A Delicate Balance: Privacy, Security, And Convenience

Besides the specials to attract finicky shoppers, E-retailers have to assuage consumer fears that buying from them with a credit card is tantamount to handing it over to a cybercrook.

InformationWeek Staff, Contributor

December 28, 2001

5 Min Read

Tempted by free shipping and a $20 coupon, Laura Ward, age 24, bought a sweater coat from Jcrew.com this fall. No big deal-she's bought over the Internet before. She'd probably do it more frequently, but the very same precautions designed to make her feel safe during the checkout process only magnify her fears about credit-card theft.

"It was such a pain," she says. "It was just page after page of confirmation and security." As a trusted brand, J. Crew Group Inc. has an advantage over its smaller competitors when it comes to shoppers like Ward: "Most sites have a lot of steps at checkout. They give you warnings--'This is secure, this is our guarantee.' But if it's a site I didn't know very well, I wouldn't necessarily give them my credit card."

In the end, the system worked: Ward made a purchase, her credit card was protected, and she'll return to the site to buy again. Probably not without another coupon or free shipping promotion, but that's another story. Such is life for online retailers.

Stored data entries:
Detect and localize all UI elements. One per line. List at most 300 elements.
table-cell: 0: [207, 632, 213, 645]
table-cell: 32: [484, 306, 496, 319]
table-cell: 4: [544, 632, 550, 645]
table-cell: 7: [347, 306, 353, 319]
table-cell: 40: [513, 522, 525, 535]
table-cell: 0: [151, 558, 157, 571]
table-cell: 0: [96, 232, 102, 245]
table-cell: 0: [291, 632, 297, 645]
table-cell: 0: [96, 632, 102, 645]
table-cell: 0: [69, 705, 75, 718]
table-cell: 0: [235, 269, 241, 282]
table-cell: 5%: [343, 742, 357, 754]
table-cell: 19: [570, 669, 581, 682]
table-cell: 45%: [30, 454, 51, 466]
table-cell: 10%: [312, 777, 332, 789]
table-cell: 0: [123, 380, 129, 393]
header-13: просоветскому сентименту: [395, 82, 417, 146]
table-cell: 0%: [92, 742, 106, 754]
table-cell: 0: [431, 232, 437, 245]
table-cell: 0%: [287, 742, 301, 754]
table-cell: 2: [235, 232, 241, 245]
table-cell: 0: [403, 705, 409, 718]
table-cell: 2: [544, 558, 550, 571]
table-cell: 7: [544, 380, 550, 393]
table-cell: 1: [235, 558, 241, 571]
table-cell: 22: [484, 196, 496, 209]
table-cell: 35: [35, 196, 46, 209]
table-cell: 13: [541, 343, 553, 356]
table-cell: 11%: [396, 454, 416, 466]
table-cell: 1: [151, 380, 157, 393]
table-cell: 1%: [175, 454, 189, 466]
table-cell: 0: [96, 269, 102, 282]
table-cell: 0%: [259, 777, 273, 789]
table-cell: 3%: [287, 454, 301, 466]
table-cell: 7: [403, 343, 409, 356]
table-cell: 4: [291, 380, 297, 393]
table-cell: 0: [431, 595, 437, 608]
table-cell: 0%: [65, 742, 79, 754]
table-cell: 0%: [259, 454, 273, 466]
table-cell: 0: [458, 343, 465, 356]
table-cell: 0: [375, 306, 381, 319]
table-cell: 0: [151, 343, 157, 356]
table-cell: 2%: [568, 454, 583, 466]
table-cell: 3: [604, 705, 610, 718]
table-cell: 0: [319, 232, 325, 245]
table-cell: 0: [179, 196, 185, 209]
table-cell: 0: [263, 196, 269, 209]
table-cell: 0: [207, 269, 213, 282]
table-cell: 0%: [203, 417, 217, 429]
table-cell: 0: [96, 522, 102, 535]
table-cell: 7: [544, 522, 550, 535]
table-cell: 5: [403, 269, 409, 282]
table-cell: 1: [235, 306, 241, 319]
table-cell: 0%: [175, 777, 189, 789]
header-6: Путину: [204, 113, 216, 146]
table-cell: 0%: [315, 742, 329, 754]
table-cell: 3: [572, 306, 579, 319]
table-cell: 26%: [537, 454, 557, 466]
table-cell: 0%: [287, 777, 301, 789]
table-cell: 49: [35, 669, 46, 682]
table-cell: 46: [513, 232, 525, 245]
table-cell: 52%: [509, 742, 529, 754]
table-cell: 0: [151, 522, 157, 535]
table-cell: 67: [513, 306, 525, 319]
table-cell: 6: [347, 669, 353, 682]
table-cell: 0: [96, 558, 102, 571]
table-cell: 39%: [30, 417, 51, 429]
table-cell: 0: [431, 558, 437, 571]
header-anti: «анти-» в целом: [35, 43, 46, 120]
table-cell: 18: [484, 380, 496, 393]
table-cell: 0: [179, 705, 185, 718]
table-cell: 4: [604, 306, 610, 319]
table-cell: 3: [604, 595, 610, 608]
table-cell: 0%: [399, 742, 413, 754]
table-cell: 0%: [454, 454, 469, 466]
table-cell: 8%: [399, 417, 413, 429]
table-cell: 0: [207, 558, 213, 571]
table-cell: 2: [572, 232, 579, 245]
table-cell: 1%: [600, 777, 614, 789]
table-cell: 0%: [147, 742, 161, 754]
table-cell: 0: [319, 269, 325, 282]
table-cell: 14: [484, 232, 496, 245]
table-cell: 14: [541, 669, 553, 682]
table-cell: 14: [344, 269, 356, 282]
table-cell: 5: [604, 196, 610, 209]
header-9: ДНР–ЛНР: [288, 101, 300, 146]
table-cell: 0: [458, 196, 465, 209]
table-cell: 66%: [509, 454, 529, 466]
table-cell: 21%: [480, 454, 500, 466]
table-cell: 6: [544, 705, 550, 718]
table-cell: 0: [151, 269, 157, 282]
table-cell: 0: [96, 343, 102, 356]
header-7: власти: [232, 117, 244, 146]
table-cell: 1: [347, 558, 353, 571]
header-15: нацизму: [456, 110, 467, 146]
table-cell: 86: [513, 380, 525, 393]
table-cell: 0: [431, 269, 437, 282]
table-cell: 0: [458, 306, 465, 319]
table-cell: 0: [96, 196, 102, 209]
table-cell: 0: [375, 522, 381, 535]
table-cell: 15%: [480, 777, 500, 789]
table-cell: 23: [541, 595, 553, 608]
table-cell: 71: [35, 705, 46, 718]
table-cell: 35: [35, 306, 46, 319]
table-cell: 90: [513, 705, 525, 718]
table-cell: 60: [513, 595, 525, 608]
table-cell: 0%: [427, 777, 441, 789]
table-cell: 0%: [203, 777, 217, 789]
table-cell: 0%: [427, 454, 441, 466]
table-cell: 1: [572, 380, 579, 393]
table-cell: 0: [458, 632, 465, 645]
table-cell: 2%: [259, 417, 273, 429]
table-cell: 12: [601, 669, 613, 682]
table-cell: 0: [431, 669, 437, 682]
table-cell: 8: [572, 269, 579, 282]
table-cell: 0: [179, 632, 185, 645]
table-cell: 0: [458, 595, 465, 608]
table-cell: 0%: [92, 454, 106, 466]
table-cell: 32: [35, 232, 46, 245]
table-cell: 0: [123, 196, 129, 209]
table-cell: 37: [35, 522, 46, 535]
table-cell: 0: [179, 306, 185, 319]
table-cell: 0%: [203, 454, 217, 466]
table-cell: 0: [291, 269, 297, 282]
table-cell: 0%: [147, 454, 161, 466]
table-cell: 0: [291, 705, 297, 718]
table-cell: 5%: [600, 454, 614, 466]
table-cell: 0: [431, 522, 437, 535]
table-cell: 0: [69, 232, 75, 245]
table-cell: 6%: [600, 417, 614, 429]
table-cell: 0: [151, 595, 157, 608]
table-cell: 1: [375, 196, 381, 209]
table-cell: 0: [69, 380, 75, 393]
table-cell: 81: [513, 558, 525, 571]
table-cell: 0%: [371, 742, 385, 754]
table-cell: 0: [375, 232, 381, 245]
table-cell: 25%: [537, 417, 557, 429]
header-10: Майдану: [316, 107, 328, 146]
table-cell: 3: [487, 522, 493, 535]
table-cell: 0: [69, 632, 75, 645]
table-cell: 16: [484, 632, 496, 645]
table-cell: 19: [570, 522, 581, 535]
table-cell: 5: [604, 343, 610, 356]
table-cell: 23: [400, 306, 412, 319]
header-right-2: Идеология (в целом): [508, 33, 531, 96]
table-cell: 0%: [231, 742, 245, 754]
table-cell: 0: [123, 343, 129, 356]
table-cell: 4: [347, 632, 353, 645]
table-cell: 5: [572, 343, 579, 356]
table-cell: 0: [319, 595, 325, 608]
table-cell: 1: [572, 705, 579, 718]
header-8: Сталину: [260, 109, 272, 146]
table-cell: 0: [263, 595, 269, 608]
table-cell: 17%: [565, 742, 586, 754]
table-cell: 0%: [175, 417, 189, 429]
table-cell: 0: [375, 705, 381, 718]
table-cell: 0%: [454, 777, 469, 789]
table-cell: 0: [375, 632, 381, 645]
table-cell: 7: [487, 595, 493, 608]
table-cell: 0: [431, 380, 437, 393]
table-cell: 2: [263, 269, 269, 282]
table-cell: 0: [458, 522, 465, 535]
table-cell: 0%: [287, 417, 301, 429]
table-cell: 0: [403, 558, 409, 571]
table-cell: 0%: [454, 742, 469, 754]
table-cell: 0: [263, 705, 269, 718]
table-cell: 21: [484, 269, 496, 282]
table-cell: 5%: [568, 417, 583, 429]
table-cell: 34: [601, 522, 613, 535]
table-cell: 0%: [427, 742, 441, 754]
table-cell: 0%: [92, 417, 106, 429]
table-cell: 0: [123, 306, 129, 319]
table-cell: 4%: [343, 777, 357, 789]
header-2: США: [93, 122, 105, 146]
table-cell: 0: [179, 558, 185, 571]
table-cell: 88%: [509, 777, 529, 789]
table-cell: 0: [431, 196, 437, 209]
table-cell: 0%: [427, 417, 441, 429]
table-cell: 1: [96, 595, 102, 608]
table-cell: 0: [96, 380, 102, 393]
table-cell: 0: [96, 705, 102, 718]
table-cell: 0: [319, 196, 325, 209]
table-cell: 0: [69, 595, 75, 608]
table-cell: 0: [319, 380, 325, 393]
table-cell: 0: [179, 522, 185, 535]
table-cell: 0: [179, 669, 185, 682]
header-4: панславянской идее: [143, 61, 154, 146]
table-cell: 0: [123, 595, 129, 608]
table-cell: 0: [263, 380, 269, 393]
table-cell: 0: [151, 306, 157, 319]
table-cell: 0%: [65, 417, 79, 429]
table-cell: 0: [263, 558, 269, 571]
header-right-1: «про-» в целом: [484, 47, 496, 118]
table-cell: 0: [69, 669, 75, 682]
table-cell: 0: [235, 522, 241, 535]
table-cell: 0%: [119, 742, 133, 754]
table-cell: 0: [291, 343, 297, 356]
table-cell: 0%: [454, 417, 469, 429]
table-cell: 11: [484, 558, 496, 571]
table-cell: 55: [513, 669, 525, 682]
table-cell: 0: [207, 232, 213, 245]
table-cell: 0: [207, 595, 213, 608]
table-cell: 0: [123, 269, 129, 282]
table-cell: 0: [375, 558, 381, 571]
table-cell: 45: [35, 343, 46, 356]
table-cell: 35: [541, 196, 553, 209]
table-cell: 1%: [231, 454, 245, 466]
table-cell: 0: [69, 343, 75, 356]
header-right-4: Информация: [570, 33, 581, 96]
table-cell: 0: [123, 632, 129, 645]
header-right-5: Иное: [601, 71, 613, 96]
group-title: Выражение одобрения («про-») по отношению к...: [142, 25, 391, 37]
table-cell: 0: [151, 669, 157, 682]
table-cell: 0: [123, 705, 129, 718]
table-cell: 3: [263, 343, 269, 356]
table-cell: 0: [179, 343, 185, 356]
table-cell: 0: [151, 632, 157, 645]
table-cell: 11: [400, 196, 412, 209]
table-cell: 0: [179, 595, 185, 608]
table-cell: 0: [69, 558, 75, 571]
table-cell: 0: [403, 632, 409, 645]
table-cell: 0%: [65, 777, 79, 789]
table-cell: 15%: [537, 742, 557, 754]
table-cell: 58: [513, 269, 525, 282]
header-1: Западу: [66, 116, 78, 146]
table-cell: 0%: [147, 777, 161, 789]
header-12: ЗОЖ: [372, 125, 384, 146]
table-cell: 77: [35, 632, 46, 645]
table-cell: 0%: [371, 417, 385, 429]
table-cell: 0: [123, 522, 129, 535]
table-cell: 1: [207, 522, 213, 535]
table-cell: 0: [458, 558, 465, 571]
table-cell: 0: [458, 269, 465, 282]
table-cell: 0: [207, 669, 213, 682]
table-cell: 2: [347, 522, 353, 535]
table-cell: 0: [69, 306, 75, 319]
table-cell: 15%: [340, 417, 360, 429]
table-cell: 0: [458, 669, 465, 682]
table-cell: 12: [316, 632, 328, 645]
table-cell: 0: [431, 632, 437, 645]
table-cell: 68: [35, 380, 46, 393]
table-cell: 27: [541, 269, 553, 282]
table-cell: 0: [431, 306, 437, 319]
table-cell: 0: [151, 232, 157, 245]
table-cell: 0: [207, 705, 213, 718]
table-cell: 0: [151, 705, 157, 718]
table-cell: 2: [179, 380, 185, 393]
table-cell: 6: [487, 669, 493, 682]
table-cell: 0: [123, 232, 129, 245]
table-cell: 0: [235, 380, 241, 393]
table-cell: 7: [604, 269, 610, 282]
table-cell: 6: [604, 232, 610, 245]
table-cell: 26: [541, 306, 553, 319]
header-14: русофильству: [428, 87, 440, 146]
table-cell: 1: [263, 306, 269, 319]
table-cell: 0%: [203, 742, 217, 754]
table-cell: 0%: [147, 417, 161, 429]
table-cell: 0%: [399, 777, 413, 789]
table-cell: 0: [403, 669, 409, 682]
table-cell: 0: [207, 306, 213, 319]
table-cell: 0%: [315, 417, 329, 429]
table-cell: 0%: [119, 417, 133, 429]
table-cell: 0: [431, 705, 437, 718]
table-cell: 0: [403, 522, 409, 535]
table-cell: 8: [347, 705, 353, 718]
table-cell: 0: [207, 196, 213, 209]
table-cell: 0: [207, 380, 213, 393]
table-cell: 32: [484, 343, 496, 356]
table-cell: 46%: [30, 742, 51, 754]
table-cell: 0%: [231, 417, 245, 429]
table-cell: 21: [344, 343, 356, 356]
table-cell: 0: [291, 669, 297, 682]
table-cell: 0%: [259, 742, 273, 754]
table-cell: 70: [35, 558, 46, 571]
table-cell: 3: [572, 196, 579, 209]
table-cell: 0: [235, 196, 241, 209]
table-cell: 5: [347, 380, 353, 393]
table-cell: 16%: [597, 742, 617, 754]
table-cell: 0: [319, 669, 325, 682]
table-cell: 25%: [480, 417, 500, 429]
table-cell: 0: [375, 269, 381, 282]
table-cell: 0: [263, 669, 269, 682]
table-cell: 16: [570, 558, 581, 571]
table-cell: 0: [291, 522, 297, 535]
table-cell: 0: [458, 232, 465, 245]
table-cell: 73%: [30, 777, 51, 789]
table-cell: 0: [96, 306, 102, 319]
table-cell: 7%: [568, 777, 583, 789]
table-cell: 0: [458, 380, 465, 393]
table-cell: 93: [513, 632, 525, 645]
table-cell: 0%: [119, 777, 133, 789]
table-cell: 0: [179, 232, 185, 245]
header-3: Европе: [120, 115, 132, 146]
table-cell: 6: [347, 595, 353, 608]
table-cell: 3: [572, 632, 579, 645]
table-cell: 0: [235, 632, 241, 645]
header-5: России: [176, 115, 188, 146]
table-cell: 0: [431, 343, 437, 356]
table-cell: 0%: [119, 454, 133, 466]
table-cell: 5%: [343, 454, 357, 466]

» Your assignment:
Reproduce the portion of the article on online checkout security between "December 28, 2001" and "about credit-card theft.", inclusive.

» Output for this task:
December 28, 2001

5 Min Read

Tempted by free shipping and a $20 coupon, Laura Ward, age 24, bought a sweater coat from Jcrew.com this fall. No big deal-she's bought over the Internet before. She'd probably do it more frequently, but the very same precautions designed to make her feel safe during the checkout process only magnify her fears about credit-card theft.